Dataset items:

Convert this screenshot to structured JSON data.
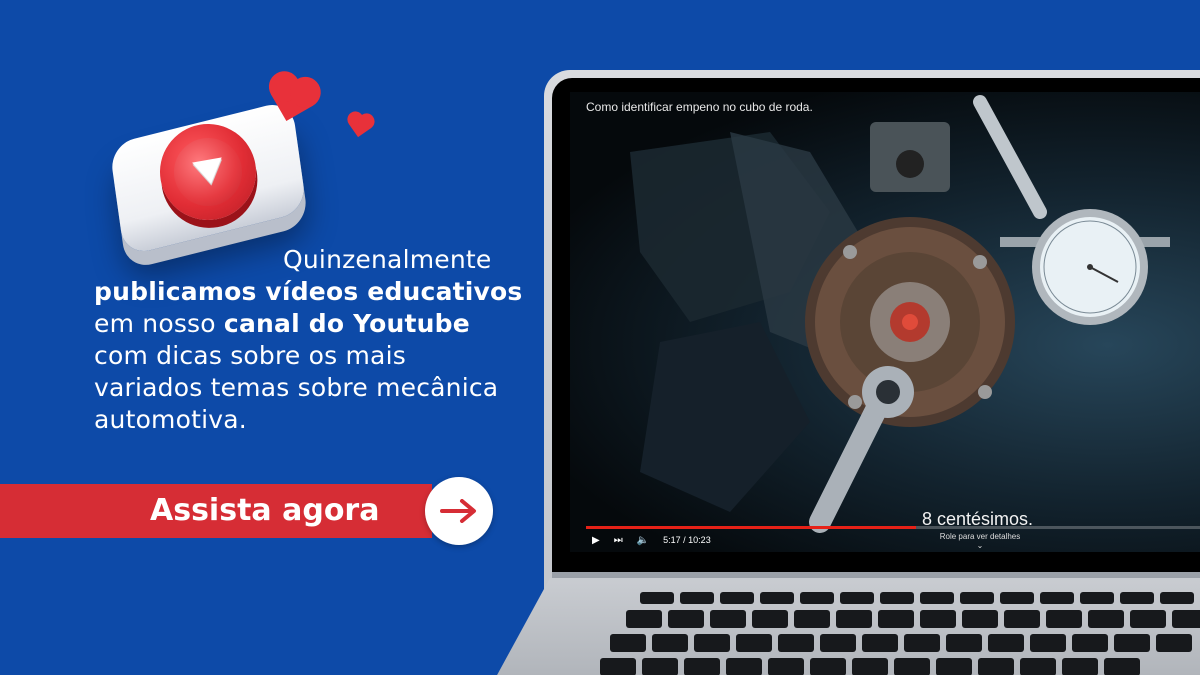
{
  "colors": {
    "background": "#0d4aa8",
    "accent_red": "#d62d35",
    "white": "#ffffff"
  },
  "decor": {
    "icon": "play-button-3d-icon",
    "hearts": [
      "heart-icon",
      "heart-icon"
    ]
  },
  "copy": {
    "line1": "Quinzenalmente",
    "line2_bold": "publicamos vídeos educativos",
    "line3_plain": "em nosso ",
    "line3_bold": "canal do Youtube",
    "line4": "com dicas sobre os mais",
    "line5": "variados temas sobre mecânica",
    "line6": "automotiva."
  },
  "cta": {
    "label": "Assista agora",
    "icon": "arrow-right-icon"
  },
  "video": {
    "title": "Como identificar empeno no cubo de roda.",
    "subtitle": "8 centésimos.",
    "time": "5:17 / 10:23",
    "progress": 0.515,
    "scroll_hint": "Role para ver detalhes"
  }
}
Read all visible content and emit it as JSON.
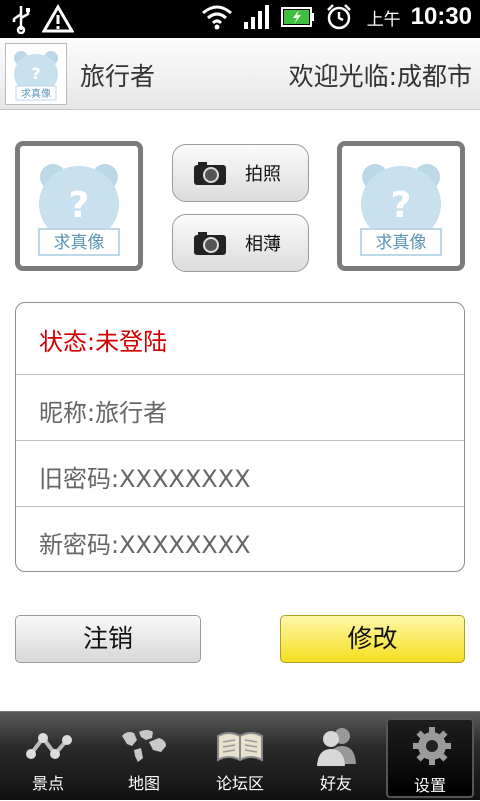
{
  "status_bar": {
    "ampm": "上午",
    "time": "10:30"
  },
  "header": {
    "username": "旅行者",
    "welcome": "欢迎光临:成都市"
  },
  "placeholder_caption": "求真像",
  "buttons": {
    "take_photo": "拍照",
    "album": "相薄",
    "logout": "注销",
    "modify": "修改"
  },
  "form": {
    "status": "状态:未登陆",
    "nickname": "昵称:旅行者",
    "old_password": "旧密码:XXXXXXXX",
    "new_password": "新密码:XXXXXXXX"
  },
  "tabs": [
    {
      "label": "景点",
      "icon": "route-icon"
    },
    {
      "label": "地图",
      "icon": "world-map-icon"
    },
    {
      "label": "论坛区",
      "icon": "book-icon"
    },
    {
      "label": "好友",
      "icon": "friends-icon"
    },
    {
      "label": "设置",
      "icon": "gear-icon",
      "active": true
    }
  ],
  "colors": {
    "status_red": "#d40000",
    "modify_yellow": "#f5df20",
    "placeholder_blue": "#c9e0ee"
  }
}
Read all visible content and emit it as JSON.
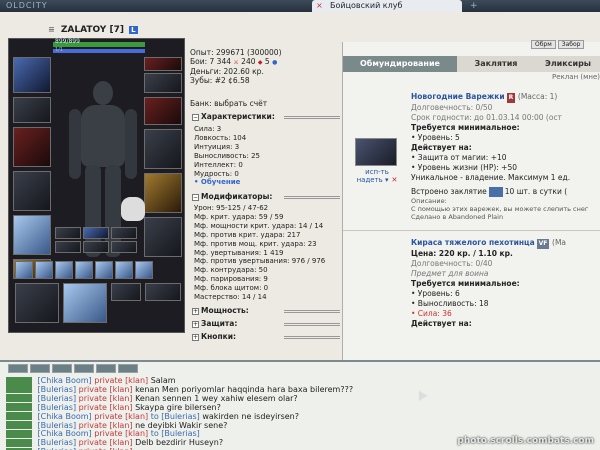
{
  "browser": {
    "brand": "OLDCITY",
    "tab_title": "Бойцовский клуб",
    "tab_close": "×",
    "new_tab": "+"
  },
  "character": {
    "mark": "≡",
    "name": "ZALATOY",
    "level": "[7]",
    "badge": "L",
    "hp": "899/899",
    "hp_fraction": 1.0,
    "mp": "1/1",
    "mp_fraction": 1.0
  },
  "stats": {
    "exp": "Опыт: 299671 (300000)",
    "battles": "Бои: 7 344",
    "wins": "240",
    "draws": "5",
    "money": "Деньги: 202.60 кр.",
    "teeth": "Зубы: #2 ¢6.58"
  },
  "bank": {
    "label": "Банк: ",
    "link": "выбрать счёт"
  },
  "sections": {
    "characteristics": "Характеристики:",
    "modifiers": "Модификаторы:",
    "power": "Мощность:",
    "protection": "Защита:",
    "buttons": "Кнопки:"
  },
  "characteristics": [
    "Сила: 3",
    "Ловкость: 104",
    "Интуиция: 3",
    "Выносливость: 25",
    "Интеллект: 0",
    "Мудрость: 0"
  ],
  "learn": "• Обучение",
  "modifiers": [
    "Урон: 95-125 / 47-62",
    "Мф. крит. удара: 59 / 59",
    "Мф. мощности крит. удара: 14 / 14",
    "Мф. против крит. удара: 217",
    "Мф. против мощ. крит. удара: 23",
    "Мф. увертывания: 1 419",
    "Мф. против увертывания: 976 / 976",
    "Мф. контрудара: 50",
    "Мф. парирования: 9",
    "Мф. блока щитом: 0",
    "Мастерство: 14 / 14"
  ],
  "inventory": {
    "buttons": [
      "Обрм",
      "Забор"
    ],
    "tabs": [
      "Обмундирование",
      "Заклятия",
      "Эликсиры"
    ],
    "filter": "Реклан (мне)",
    "item1": {
      "title": "Новогодние Варежки",
      "tag": "R",
      "mass": "(Масса: 1)",
      "durability": "Долговечность: 0/50",
      "expiry": "Срок годности: до 01.03.14 00:00 (ост",
      "req_header": "Требуется минимальное:",
      "req_level": "• Уровень: 5",
      "acts_header": "Действует на:",
      "act1": "• Защита от магии: +10",
      "act2": "• Уровень жизни (HP): +50",
      "unique": "Уникальное - владение. Максимум 1 ед.",
      "spell_pre": "Встроено заклятие",
      "spell_post": "10 шт. в сутки (",
      "desc_header": "Описание:",
      "desc": "С помощью этих варежек, вы можете слепить снег",
      "made": "Сделано в Abandoned Plain",
      "action_use": "исп-ть",
      "action_wear": "надеть",
      "action_del": "✕"
    },
    "item2": {
      "title": "Кираса тяжелого пехотинца",
      "tag": "VF",
      "mass": "(Ма",
      "price": "Цена: 220 кр. / 1.10 кр.",
      "durability": "Долговечность: 0/40",
      "for": "Предмет для воина",
      "req_header": "Требуется минимальное:",
      "req1": "• Уровень: 6",
      "req2": "• Выносливость: 18",
      "req3": "• Сила: 36",
      "acts_header": "Действует на:"
    }
  },
  "chat": [
    {
      "nick": "[Chika Boom]",
      "priv": "private [klan]",
      "to": "",
      "text": "Salam"
    },
    {
      "nick": "[Bulerias]",
      "priv": "private [klan]",
      "to": "",
      "text": "kenan Men poriyomlar haqqinda hara baxa bilerem???"
    },
    {
      "nick": "[Bulerias]",
      "priv": "private [klan]",
      "to": "",
      "text": "Kenan sennen 1 wey xahiw elesem olar?"
    },
    {
      "nick": "[Bulerias]",
      "priv": "private [klan]",
      "to": "",
      "text": "Skaypa gire bilersen?"
    },
    {
      "nick": "[Chika Boom]",
      "priv": "private [klan]",
      "to": "to [Bulerias]",
      "text": "wakirden ne isdeyirsen?"
    },
    {
      "nick": "[Bulerias]",
      "priv": "private [klan]",
      "to": "",
      "text": "ne deyibki Wakir sene?"
    },
    {
      "nick": "[Chika Boom]",
      "priv": "private [klan]",
      "to": "to [Bulerias]",
      "text": ""
    },
    {
      "nick": "[Bulerias]",
      "priv": "private [klan]",
      "to": "",
      "text": "Delb bezdirir Huseyn?"
    },
    {
      "nick": "[Bulerias]",
      "priv": "private [klan]",
      "to": "",
      "text": ""
    }
  ],
  "watermark": "photo.scrolls.combats.com",
  "colors": {
    "accent_blue": "#3366cc",
    "private_red": "#c23a3a",
    "panel_bg": "#eceae2"
  }
}
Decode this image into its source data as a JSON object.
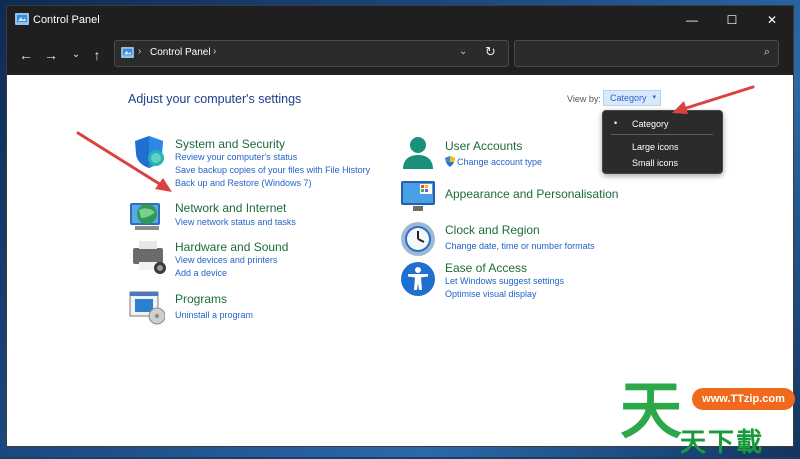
{
  "window": {
    "title": "Control Panel",
    "controls": {
      "minimize": "—",
      "maximize": "☐",
      "close": "✕"
    }
  },
  "toolbar": {
    "back": "←",
    "forward": "→",
    "recent": "⌄",
    "up": "↑",
    "address": {
      "sep": "›",
      "path": "Control Panel",
      "dropdown": "⌄",
      "refresh": "↻"
    },
    "search": {
      "placeholder": "",
      "icon": "⌕"
    }
  },
  "content": {
    "heading": "Adjust your computer's settings",
    "view_by": {
      "label": "View by:",
      "selected": "Category",
      "caret": "▾",
      "options": [
        "Category",
        "Large icons",
        "Small icons"
      ],
      "bullet": "•"
    },
    "categories_left": [
      {
        "title": "System and Security",
        "icon": "shield-icon",
        "links": [
          "Review your computer's status",
          "Save backup copies of your files with File History",
          "Back up and Restore (Windows 7)"
        ]
      },
      {
        "title": "Network and Internet",
        "icon": "network-icon",
        "links": [
          "View network status and tasks"
        ]
      },
      {
        "title": "Hardware and Sound",
        "icon": "printer-icon",
        "links": [
          "View devices and printers",
          "Add a device"
        ]
      },
      {
        "title": "Programs",
        "icon": "programs-icon",
        "links": [
          "Uninstall a program"
        ]
      }
    ],
    "categories_right": [
      {
        "title": "User Accounts",
        "icon": "user-icon",
        "links": [
          "Change account type"
        ]
      },
      {
        "title": "Appearance and Personalisation",
        "icon": "monitor-icon",
        "links": []
      },
      {
        "title": "Clock and Region",
        "icon": "clock-icon",
        "links": [
          "Change date, time or number formats"
        ]
      },
      {
        "title": "Ease of Access",
        "icon": "accessibility-icon",
        "links": [
          "Let Windows suggest settings",
          "Optimise visual display"
        ]
      }
    ]
  },
  "watermark": {
    "url": "www.TTzip.com",
    "glyph": "天",
    "text": "天下載"
  },
  "colors": {
    "link": "#2563c9",
    "category_title": "#1d6b3b",
    "heading": "#1e3f8a",
    "arrow": "#d9423f",
    "titlebar": "#1f1f1f"
  }
}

OBJECTIVE: Take every line that includes the string "durability" and copy it.

SOLUTION BELOW:
      "durability": "Долговечность: 0/50",
      "durability": "Долговечность: 0/40",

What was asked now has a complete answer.